**Try it**
Look for the string "during" in the listing below, then copy every line that has it.
Supplied data START
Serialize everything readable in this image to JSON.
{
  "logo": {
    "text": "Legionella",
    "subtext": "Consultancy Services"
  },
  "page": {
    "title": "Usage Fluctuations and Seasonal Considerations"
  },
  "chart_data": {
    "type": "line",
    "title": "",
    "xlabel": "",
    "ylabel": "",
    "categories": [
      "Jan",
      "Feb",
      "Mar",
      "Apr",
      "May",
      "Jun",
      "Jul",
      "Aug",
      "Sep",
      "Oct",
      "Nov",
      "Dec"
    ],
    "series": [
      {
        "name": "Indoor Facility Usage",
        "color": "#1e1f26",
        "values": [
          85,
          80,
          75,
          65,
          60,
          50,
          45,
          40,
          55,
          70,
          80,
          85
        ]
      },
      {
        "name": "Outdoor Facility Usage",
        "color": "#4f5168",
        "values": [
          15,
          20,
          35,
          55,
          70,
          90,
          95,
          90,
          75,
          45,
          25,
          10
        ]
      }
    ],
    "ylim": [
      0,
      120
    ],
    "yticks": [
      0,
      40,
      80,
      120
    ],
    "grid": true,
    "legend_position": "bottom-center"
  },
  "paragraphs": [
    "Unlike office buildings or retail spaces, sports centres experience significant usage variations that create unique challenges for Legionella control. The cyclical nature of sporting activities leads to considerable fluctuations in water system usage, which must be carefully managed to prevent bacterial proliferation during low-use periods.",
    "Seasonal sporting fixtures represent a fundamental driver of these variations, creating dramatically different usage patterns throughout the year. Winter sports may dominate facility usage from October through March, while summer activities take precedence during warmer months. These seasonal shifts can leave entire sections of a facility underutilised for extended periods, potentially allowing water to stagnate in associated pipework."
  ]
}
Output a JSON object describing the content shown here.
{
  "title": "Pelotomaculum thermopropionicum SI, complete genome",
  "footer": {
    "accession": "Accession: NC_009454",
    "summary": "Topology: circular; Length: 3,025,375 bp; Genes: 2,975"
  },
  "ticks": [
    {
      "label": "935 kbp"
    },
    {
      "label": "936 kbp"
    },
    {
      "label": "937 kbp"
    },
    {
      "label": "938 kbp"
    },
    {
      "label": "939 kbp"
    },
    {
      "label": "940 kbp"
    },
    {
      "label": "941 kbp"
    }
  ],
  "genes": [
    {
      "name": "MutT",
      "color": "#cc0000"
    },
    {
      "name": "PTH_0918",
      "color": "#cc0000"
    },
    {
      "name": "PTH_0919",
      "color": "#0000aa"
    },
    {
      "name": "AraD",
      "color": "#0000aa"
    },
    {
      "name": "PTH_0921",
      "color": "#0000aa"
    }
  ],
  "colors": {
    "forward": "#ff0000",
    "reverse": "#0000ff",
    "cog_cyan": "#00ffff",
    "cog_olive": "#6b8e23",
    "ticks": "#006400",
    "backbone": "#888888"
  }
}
Supplied data END
**Written answer**
    "Unlike office buildings or retail spaces, sports centres experience significant usage variations that create unique challenges for Legionella control. The cyclical nature of sporting activities leads to considerable fluctuations in water system usage, which must be carefully managed to prevent bacterial proliferation during low-use periods.",
    "Seasonal sporting fixtures represent a fundamental driver of these variations, creating dramatically different usage patterns throughout the year. Winter sports may dominate facility usage from October through March, while summer activities take precedence during warmer months. These seasonal shifts can leave entire sections of a facility underutilised for extended periods, potentially allowing water to stagnate in associated pipework."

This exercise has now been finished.